• _Instructions to follow_
Each entry below is to be duplicated verbatim.

Dataset entries
□ □ □

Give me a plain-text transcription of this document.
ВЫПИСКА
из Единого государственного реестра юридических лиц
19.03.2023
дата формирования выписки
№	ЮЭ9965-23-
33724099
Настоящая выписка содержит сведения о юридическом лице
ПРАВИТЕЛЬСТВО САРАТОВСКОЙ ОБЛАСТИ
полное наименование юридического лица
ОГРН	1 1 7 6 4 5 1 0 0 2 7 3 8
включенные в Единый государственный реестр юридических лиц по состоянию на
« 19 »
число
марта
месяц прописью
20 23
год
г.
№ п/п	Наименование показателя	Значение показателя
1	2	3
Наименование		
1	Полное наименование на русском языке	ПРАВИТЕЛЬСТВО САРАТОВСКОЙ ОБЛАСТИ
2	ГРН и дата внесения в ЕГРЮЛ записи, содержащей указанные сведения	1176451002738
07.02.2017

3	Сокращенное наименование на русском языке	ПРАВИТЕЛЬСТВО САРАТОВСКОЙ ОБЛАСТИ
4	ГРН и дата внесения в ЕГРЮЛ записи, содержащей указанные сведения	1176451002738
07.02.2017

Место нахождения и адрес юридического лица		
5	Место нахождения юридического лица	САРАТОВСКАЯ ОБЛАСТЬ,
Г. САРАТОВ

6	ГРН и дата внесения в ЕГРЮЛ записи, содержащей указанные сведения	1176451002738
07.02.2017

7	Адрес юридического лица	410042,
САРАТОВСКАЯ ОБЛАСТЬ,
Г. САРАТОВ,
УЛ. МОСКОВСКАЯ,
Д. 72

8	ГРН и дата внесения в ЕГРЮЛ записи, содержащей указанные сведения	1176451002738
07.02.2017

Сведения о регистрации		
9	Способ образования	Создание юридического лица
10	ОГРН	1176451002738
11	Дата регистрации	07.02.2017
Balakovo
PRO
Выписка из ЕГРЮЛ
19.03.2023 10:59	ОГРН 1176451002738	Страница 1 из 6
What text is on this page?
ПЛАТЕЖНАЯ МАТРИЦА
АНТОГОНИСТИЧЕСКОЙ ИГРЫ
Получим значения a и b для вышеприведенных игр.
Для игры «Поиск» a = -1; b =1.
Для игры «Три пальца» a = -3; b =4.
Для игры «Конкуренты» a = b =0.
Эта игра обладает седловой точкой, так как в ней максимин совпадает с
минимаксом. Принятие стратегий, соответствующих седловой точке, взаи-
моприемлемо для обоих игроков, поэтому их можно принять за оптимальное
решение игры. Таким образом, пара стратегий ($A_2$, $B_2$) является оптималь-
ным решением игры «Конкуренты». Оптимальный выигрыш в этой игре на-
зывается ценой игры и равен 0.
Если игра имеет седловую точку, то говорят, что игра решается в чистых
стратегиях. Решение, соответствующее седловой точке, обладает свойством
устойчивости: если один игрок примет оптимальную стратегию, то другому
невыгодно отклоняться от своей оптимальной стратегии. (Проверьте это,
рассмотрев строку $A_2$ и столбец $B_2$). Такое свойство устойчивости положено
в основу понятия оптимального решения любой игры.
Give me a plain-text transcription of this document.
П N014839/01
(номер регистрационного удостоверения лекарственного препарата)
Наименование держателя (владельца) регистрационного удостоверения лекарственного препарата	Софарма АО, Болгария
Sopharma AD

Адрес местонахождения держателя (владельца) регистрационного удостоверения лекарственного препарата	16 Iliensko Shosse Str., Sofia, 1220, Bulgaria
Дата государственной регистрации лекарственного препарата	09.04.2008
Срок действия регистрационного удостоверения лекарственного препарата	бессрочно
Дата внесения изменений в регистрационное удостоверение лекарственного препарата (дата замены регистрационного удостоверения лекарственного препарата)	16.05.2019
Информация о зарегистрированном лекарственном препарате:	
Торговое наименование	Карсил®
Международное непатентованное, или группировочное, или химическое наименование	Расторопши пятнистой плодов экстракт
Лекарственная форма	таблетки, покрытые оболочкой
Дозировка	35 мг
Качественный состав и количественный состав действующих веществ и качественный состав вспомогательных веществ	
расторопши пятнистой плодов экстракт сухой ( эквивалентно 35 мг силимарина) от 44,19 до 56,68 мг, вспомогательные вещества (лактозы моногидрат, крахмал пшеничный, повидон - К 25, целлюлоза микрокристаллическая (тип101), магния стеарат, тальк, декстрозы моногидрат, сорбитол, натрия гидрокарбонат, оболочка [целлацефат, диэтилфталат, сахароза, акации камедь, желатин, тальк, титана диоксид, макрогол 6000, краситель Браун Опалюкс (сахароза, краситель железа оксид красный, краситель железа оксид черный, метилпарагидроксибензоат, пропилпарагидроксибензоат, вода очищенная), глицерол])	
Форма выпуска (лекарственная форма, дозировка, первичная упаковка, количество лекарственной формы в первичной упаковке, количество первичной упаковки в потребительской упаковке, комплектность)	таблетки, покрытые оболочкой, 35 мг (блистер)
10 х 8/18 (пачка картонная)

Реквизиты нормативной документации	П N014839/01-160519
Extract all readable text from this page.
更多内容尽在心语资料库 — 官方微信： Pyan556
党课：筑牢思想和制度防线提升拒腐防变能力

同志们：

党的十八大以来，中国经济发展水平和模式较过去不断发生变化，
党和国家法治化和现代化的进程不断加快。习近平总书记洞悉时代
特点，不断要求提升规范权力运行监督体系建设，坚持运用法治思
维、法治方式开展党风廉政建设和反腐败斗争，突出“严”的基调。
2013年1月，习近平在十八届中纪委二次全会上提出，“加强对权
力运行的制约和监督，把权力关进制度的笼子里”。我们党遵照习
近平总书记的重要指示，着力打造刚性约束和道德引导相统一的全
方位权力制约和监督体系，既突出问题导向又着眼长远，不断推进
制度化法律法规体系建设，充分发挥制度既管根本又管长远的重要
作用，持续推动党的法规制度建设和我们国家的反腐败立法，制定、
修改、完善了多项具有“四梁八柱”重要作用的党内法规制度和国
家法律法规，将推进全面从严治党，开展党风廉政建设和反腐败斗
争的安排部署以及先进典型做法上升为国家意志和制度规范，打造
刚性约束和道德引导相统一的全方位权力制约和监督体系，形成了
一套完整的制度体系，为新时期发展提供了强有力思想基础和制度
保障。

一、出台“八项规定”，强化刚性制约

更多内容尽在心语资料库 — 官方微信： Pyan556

□ □ □

• _Solution below_
Give me a plain-text transcription of this document.
ВЫПИСКА
из Единого государственного реестра юридических лиц
19.03.2023
дата формирования выписки
№	ЮЭ9965-23-
33724099
Настоящая выписка содержит сведения о юридическом лице
ПРАВИТЕЛЬСТВО САРАТОВСКОЙ ОБЛАСТИ
полное наименование юридического лица
ОГРН	1 1 7 6 4 5 1 0 0 2 7 3 8
включенные в Единый государственный реестр юридических лиц по состоянию на
« 19 »
число
марта
месяц прописью
20 23
год
г.
№ п/п	Наименование показателя	Значение показателя
1	2	3
Наименование		
1	Полное наименование на русском языке	ПРАВИТЕЛЬСТВО САРАТОВСКОЙ ОБЛАСТИ
2	ГРН и дата внесения в ЕГРЮЛ записи, содержащей указанные сведения	1176451002738
07.02.2017

3	Сокращенное наименование на русском языке	ПРАВИТЕЛЬСТВО САРАТОВСКОЙ ОБЛАСТИ
4	ГРН и дата внесения в ЕГРЮЛ записи, содержащей указанные сведения	1176451002738
07.02.2017

Место нахождения и адрес юридического лица		
5	Место нахождения юридического лица	САРАТОВСКАЯ ОБЛАСТЬ,
Г. САРАТОВ

6	ГРН и дата внесения в ЕГРЮЛ записи, содержащей указанные сведения	1176451002738
07.02.2017

7	Адрес юридического лица	410042,
САРАТОВСКАЯ ОБЛАСТЬ,
Г. САРАТОВ,
УЛ. МОСКОВСКАЯ,
Д. 72

8	ГРН и дата внесения в ЕГРЮЛ записи, содержащей указанные сведения	1176451002738
07.02.2017

Сведения о регистрации		
9	Способ образования	Создание юридического лица
10	ОГРН	1176451002738
11	Дата регистрации	07.02.2017
Balakovo
PRO
Выписка из ЕГРЮЛ
19.03.2023 10:59	ОГРН 1176451002738	Страница 1 из 6
What text is on this page?
ПЛАТЕЖНАЯ МАТРИЦА
АНТОГОНИСТИЧЕСКОЙ ИГРЫ
Получим значения a и b для вышеприведенных игр.
Для игры «Поиск» a = -1; b =1.
Для игры «Три пальца» a = -3; b =4.
Для игры «Конкуренты» a = b =0.
Эта игра обладает седловой точкой, так как в ней максимин совпадает с
минимаксом. Принятие стратегий, соответствующих седловой точке, взаи-
моприемлемо для обоих игроков, поэтому их можно принять за оптимальное
решение игры. Таким образом, пара стратегий ($A_2$, $B_2$) является оптималь-
ным решением игры «Конкуренты». Оптимальный выигрыш в этой игре на-
зывается ценой игры и равен 0.
Если игра имеет седловую точку, то говорят, что игра решается в чистых
стратегиях. Решение, соответствующее седловой точке, обладает свойством
устойчивости: если один игрок примет оптимальную стратегию, то другому
невыгодно отклоняться от своей оптимальной стратегии. (Проверьте это,
рассмотрев строку $A_2$ и столбец $B_2$). Такое свойство устойчивости положено
в основу понятия оптимального решения любой игры.
Give me a plain-text transcription of this document.
П N014839/01
(номер регистрационного удостоверения лекарственного препарата)
Наименование держателя (владельца) регистрационного удостоверения лекарственного препарата	Софарма АО, Болгария
Sopharma AD

Адрес местонахождения держателя (владельца) регистрационного удостоверения лекарственного препарата	16 Iliensko Shosse Str., Sofia, 1220, Bulgaria
Дата государственной регистрации лекарственного препарата	09.04.2008
Срок действия регистрационного удостоверения лекарственного препарата	бессрочно
Дата внесения изменений в регистрационное удостоверение лекарственного препарата (дата замены регистрационного удостоверения лекарственного препарата)	16.05.2019
Информация о зарегистрированном лекарственном препарате:	
Торговое наименование	Карсил®
Международное непатентованное, или группировочное, или химическое наименование	Расторопши пятнистой плодов экстракт
Лекарственная форма	таблетки, покрытые оболочкой
Дозировка	35 мг
Качественный состав и количественный состав действующих веществ и качественный состав вспомогательных веществ	
расторопши пятнистой плодов экстракт сухой ( эквивалентно 35 мг силимарина) от 44,19 до 56,68 мг, вспомогательные вещества (лактозы моногидрат, крахмал пшеничный, повидон - К 25, целлюлоза микрокристаллическая (тип101), магния стеарат, тальк, декстрозы моногидрат, сорбитол, натрия гидрокарбонат, оболочка [целлацефат, диэтилфталат, сахароза, акации камедь, желатин, тальк, титана диоксид, макрогол 6000, краситель Браун Опалюкс (сахароза, краситель железа оксид красный, краситель железа оксид черный, метилпарагидроксибензоат, пропилпарагидроксибензоат, вода очищенная), глицерол])	
Форма выпуска (лекарственная форма, дозировка, первичная упаковка, количество лекарственной формы в первичной упаковке, количество первичной упаковки в потребительской упаковке, комплектность)	таблетки, покрытые оболочкой, 35 мг (блистер)
10 х 8/18 (пачка картонная)

Реквизиты нормативной документации	П N014839/01-160519
Extract all readable text from this page.
更多内容尽在心语资料库 — 官方微信： Pyan556
党课：筑牢思想和制度防线提升拒腐防变能力

同志们：

党的十八大以来，中国经济发展水平和模式较过去不断发生变化，
党和国家法治化和现代化的进程不断加快。习近平总书记洞悉时代
特点，不断要求提升规范权力运行监督体系建设，坚持运用法治思
维、法治方式开展党风廉政建设和反腐败斗争，突出“严”的基调。
2013年1月，习近平在十八届中纪委二次全会上提出，“加强对权
力运行的制约和监督，把权力关进制度的笼子里”。我们党遵照习
近平总书记的重要指示，着力打造刚性约束和道德引导相统一的全
方位权力制约和监督体系，既突出问题导向又着眼长远，不断推进
制度化法律法规体系建设，充分发挥制度既管根本又管长远的重要
作用，持续推动党的法规制度建设和我们国家的反腐败立法，制定、
修改、完善了多项具有“四梁八柱”重要作用的党内法规制度和国
家法律法规，将推进全面从严治党，开展党风廉政建设和反腐败斗
争的安排部署以及先进典型做法上升为国家意志和制度规范，打造
刚性约束和道德引导相统一的全方位权力制约和监督体系，形成了
一套完整的制度体系，为新时期发展提供了强有力思想基础和制度
保障。

一、出台“八项规定”，强化刚性制约

更多内容尽在心语资料库 — 官方微信： Pyan556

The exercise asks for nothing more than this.